<<<<
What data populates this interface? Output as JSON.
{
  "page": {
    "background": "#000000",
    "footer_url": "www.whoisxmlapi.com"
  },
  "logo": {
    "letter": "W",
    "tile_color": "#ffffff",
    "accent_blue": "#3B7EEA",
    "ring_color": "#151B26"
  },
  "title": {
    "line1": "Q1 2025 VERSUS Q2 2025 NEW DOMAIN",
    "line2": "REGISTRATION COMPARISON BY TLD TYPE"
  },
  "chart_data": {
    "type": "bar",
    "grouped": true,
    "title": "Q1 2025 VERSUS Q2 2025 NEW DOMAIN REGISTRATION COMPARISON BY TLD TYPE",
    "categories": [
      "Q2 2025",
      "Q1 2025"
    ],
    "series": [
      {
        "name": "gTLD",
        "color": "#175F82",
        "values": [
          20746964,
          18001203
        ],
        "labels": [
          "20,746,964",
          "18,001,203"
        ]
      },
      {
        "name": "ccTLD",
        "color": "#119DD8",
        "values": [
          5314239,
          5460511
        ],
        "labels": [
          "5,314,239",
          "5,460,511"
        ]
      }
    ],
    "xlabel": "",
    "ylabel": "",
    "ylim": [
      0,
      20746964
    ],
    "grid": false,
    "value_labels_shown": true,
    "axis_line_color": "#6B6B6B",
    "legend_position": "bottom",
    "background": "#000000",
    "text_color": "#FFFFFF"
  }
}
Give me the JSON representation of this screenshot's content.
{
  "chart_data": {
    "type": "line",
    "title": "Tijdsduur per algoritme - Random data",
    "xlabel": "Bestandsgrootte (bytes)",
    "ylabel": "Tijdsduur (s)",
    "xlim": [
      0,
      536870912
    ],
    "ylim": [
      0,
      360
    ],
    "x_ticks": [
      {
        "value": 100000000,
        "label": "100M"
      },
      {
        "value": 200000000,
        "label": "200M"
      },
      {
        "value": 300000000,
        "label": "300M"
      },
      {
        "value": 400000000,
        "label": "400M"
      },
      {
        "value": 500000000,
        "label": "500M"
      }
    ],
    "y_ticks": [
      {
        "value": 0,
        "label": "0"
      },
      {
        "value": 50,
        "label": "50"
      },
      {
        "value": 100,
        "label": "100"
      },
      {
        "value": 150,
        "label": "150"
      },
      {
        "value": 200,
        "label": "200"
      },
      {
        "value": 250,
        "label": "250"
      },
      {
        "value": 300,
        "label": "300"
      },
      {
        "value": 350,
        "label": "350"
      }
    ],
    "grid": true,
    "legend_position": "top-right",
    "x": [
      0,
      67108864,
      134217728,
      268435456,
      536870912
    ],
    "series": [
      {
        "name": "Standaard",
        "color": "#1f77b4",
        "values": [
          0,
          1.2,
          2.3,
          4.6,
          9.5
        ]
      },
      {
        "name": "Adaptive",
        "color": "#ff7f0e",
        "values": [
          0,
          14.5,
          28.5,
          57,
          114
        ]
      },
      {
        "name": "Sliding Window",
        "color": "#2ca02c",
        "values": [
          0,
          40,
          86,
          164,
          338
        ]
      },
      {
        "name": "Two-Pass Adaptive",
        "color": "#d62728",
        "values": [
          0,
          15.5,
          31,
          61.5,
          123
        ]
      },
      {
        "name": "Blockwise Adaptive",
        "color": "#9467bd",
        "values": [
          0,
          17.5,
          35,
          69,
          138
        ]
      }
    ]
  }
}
>>>>
WHAT YOU SHOULD DO
Go through the records. Copy each line where "COMPARISON" appears.

FINISHED ANSWER
    "line2": "REGISTRATION COMPARISON BY TLD TYPE"
    "title": "Q1 2025 VERSUS Q2 2025 NEW DOMAIN REGISTRATION COMPARISON BY TLD TYPE",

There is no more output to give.